**STATED EXERCISE**
Restate the whole of the material. Keep every word, and drop the pictures.

* BEGIN DATA PROVIDED *

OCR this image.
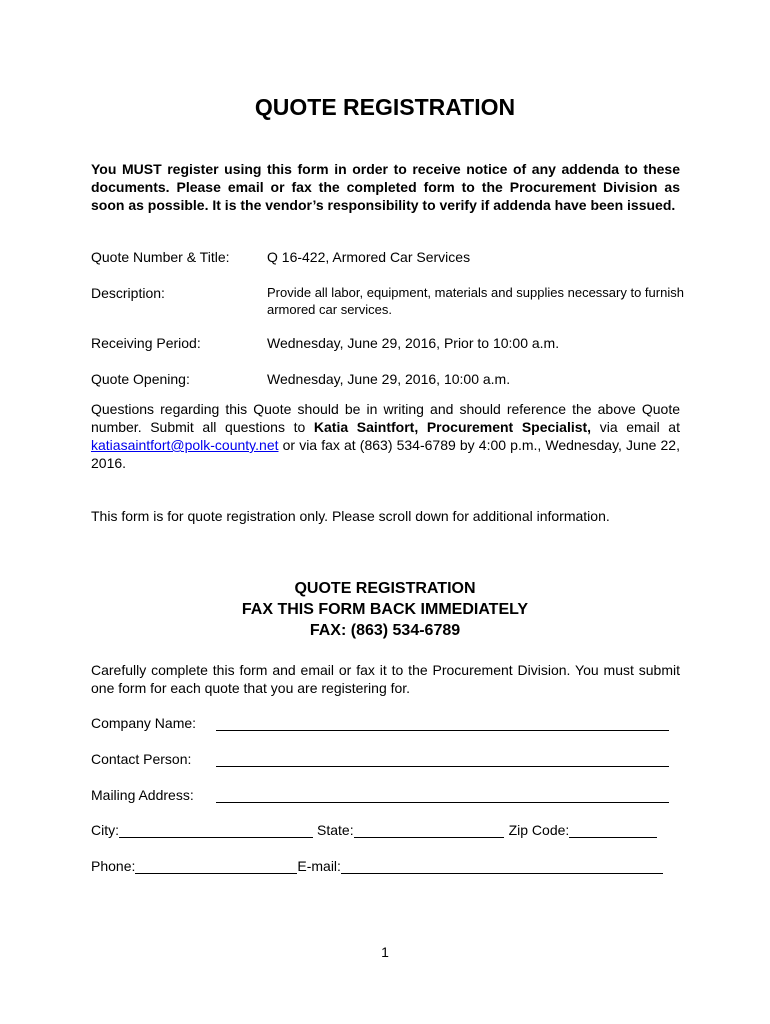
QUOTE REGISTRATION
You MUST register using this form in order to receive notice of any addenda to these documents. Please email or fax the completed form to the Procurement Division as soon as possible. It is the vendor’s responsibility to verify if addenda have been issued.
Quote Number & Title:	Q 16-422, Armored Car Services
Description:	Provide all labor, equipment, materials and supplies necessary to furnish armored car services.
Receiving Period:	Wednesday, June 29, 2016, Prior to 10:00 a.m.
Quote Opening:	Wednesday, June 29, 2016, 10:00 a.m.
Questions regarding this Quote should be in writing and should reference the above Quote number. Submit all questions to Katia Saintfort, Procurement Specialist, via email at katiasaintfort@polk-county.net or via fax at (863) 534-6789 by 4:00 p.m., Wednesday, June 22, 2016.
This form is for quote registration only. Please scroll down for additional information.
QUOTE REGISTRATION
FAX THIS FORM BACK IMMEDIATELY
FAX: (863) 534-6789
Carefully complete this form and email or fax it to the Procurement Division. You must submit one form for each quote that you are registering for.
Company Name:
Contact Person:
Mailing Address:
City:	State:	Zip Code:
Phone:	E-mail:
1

* END DATA PROVIDED *

**THE OUTPUT**
OCR this image.
QUOTE REGISTRATION
You MUST register using this form in order to receive notice of any addenda to these documents. Please email or fax the completed form to the Procurement Division as soon as possible. It is the vendor’s responsibility to verify if addenda have been issued.
Quote Number & Title:	Q 16-422, Armored Car Services
Description:	Provide all labor, equipment, materials and supplies necessary to furnish armored car services.
Receiving Period:	Wednesday, June 29, 2016, Prior to 10:00 a.m.
Quote Opening:	Wednesday, June 29, 2016, 10:00 a.m.
Questions regarding this Quote should be in writing and should reference the above Quote number. Submit all questions to Katia Saintfort, Procurement Specialist, via email at katiasaintfort@polk-county.net or via fax at (863) 534-6789 by 4:00 p.m., Wednesday, June 22, 2016.
This form is for quote registration only. Please scroll down for additional information.
QUOTE REGISTRATION
FAX THIS FORM BACK IMMEDIATELY
FAX: (863) 534-6789
Carefully complete this form and email or fax it to the Procurement Division. You must submit one form for each quote that you are registering for.
Company Name:
Contact Person:
Mailing Address:
City:	State:	Zip Code:
Phone:	E-mail:
1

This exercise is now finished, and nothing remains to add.